## begin Records provided

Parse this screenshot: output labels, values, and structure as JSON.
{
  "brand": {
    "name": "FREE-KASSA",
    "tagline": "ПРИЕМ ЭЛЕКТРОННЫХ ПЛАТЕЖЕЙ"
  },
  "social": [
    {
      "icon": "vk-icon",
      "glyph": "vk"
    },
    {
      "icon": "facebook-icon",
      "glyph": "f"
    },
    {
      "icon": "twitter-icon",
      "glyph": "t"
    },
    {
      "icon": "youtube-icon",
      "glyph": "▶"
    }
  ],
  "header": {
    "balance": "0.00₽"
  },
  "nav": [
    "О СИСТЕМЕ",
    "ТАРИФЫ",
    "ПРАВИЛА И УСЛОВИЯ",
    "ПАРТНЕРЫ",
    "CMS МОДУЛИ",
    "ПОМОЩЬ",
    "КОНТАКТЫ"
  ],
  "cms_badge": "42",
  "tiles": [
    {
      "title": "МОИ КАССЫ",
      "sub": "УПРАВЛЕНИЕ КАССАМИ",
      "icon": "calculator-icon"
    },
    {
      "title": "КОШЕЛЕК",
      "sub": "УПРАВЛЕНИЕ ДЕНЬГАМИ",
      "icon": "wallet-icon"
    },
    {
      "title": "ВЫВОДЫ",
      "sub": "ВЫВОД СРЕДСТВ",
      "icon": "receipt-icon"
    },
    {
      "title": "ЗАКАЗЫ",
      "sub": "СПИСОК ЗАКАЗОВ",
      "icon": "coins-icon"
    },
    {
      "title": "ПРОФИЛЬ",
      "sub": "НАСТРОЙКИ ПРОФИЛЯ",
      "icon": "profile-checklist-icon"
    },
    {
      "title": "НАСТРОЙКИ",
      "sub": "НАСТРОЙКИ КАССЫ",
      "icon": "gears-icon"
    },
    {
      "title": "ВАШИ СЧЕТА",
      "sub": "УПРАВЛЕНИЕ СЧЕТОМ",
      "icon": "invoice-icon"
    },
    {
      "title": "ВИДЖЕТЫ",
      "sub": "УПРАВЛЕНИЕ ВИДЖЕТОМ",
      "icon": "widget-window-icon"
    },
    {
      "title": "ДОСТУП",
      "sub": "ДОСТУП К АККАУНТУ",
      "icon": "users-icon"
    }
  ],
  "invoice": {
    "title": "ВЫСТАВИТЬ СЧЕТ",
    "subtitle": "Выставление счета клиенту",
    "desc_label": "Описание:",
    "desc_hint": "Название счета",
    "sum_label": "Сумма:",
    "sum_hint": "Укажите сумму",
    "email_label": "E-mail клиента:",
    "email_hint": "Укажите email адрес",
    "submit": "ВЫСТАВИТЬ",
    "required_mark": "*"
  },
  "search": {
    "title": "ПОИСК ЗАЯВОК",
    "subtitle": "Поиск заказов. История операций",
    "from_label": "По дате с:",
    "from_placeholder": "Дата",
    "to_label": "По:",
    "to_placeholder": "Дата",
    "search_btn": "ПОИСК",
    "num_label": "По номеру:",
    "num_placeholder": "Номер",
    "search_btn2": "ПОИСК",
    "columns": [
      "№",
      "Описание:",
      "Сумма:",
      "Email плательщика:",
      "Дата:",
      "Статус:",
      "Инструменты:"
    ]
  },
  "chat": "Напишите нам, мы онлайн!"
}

## end Records provided
## begin Records provided

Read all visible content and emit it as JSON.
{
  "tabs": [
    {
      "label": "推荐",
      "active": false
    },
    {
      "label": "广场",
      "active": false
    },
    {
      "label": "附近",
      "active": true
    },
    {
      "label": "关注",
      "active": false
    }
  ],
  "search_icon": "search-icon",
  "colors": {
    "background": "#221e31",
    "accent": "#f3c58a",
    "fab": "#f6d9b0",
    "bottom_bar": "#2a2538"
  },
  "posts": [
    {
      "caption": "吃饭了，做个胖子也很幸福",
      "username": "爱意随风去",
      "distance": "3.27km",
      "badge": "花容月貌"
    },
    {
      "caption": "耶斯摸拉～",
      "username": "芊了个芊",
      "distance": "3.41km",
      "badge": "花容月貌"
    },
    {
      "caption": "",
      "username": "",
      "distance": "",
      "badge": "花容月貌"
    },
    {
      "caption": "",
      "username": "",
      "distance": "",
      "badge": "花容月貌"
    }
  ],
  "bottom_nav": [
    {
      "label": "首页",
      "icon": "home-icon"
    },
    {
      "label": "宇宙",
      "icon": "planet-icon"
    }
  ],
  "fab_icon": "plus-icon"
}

## end Records provided
## begin Records provided

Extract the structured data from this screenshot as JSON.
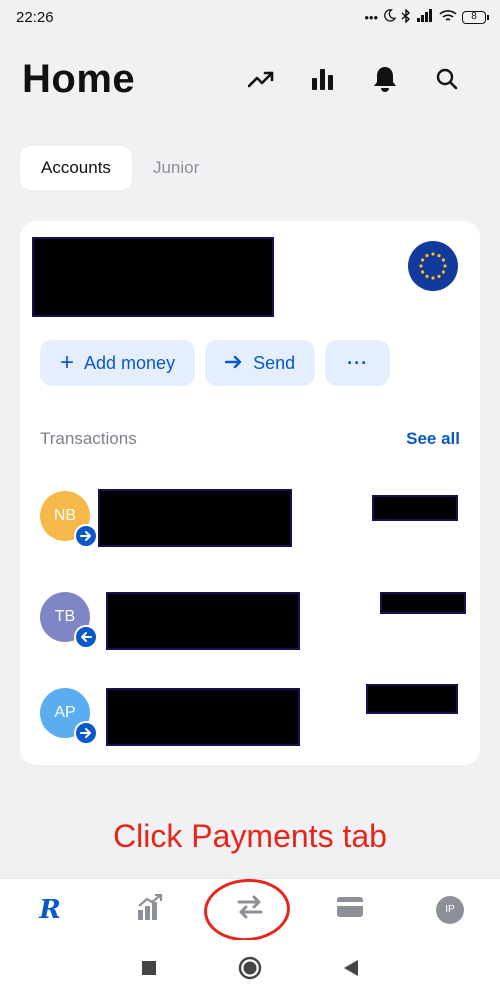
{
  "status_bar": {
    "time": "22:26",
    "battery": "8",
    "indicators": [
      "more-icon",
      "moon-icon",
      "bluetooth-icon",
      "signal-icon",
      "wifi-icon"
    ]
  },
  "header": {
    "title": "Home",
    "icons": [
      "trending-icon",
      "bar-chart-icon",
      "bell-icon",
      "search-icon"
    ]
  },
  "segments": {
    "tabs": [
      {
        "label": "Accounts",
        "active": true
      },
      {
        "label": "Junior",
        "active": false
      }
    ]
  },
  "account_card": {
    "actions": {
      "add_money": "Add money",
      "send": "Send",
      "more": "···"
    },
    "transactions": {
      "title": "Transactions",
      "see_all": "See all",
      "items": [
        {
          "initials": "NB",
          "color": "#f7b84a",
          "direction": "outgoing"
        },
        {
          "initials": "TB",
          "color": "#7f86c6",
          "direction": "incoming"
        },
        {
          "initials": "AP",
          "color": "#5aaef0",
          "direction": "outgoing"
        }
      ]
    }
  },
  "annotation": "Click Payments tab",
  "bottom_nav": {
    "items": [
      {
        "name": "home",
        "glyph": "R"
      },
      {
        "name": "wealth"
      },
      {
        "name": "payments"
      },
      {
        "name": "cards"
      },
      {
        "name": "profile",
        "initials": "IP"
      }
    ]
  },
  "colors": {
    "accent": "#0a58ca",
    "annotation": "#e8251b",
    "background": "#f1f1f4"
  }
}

## end Records provided

- Stated task:
Scan the lines for the string "caption". Pick out every line that has it.

- Result:
      "caption": "吃饭了，做个胖子也很幸福",
      "caption": "耶斯摸拉～",
      "caption": "",
      "caption": "",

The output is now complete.